Task prompt
Omit every picture while repeating the entries exactly.
begin
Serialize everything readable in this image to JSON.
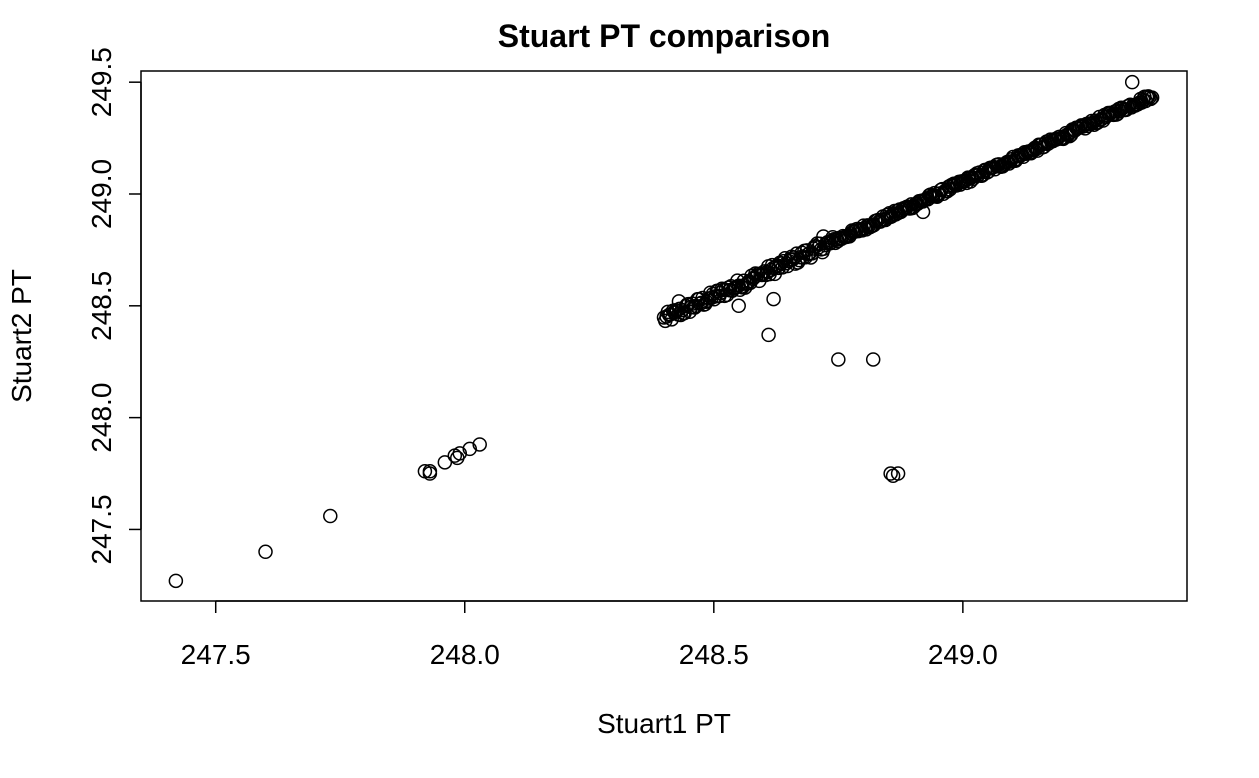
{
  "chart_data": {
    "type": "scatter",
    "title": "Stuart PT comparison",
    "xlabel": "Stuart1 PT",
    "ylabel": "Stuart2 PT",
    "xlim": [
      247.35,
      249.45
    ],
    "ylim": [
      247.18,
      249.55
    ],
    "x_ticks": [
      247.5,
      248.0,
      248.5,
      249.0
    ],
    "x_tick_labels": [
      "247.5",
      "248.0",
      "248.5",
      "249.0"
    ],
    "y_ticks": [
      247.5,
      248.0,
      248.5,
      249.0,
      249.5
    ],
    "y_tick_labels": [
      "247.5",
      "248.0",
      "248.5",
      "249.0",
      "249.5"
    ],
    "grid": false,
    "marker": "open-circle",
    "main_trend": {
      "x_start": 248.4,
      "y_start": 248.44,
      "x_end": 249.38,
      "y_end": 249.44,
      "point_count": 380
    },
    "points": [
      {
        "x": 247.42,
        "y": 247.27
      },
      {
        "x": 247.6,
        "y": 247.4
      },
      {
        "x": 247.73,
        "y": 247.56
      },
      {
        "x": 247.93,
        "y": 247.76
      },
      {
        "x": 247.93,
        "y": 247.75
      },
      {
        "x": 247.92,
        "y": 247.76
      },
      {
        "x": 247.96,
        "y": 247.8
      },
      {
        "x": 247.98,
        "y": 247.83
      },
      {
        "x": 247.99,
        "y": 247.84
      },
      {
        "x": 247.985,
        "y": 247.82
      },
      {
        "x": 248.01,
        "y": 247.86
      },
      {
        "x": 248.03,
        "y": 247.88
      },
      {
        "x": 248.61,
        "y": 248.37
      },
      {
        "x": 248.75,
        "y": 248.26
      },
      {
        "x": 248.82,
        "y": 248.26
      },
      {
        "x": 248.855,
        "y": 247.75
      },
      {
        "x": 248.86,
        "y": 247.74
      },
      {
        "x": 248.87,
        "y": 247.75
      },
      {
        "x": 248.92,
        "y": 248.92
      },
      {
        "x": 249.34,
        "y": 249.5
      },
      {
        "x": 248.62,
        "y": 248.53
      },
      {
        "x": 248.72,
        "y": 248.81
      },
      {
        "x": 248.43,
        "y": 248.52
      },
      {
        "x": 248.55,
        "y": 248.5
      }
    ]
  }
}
end
Problem solution
Serialize everything readable in this image to JSON.
{
  "chart_data": {
    "type": "scatter",
    "title": "Stuart PT comparison",
    "xlabel": "Stuart1 PT",
    "ylabel": "Stuart2 PT",
    "xlim": [
      247.35,
      249.45
    ],
    "ylim": [
      247.18,
      249.55
    ],
    "x_ticks": [
      247.5,
      248.0,
      248.5,
      249.0
    ],
    "x_tick_labels": [
      "247.5",
      "248.0",
      "248.5",
      "249.0"
    ],
    "y_ticks": [
      247.5,
      248.0,
      248.5,
      249.0,
      249.5
    ],
    "y_tick_labels": [
      "247.5",
      "248.0",
      "248.5",
      "249.0",
      "249.5"
    ],
    "grid": false,
    "marker": "open-circle",
    "main_trend": {
      "x_start": 248.4,
      "y_start": 248.44,
      "x_end": 249.38,
      "y_end": 249.44,
      "point_count": 380
    },
    "points": [
      {
        "x": 247.42,
        "y": 247.27
      },
      {
        "x": 247.6,
        "y": 247.4
      },
      {
        "x": 247.73,
        "y": 247.56
      },
      {
        "x": 247.93,
        "y": 247.76
      },
      {
        "x": 247.93,
        "y": 247.75
      },
      {
        "x": 247.92,
        "y": 247.76
      },
      {
        "x": 247.96,
        "y": 247.8
      },
      {
        "x": 247.98,
        "y": 247.83
      },
      {
        "x": 247.99,
        "y": 247.84
      },
      {
        "x": 247.985,
        "y": 247.82
      },
      {
        "x": 248.01,
        "y": 247.86
      },
      {
        "x": 248.03,
        "y": 247.88
      },
      {
        "x": 248.61,
        "y": 248.37
      },
      {
        "x": 248.75,
        "y": 248.26
      },
      {
        "x": 248.82,
        "y": 248.26
      },
      {
        "x": 248.855,
        "y": 247.75
      },
      {
        "x": 248.86,
        "y": 247.74
      },
      {
        "x": 248.87,
        "y": 247.75
      },
      {
        "x": 248.92,
        "y": 248.92
      },
      {
        "x": 249.34,
        "y": 249.5
      },
      {
        "x": 248.62,
        "y": 248.53
      },
      {
        "x": 248.72,
        "y": 248.81
      },
      {
        "x": 248.43,
        "y": 248.52
      },
      {
        "x": 248.55,
        "y": 248.5
      }
    ]
  }
}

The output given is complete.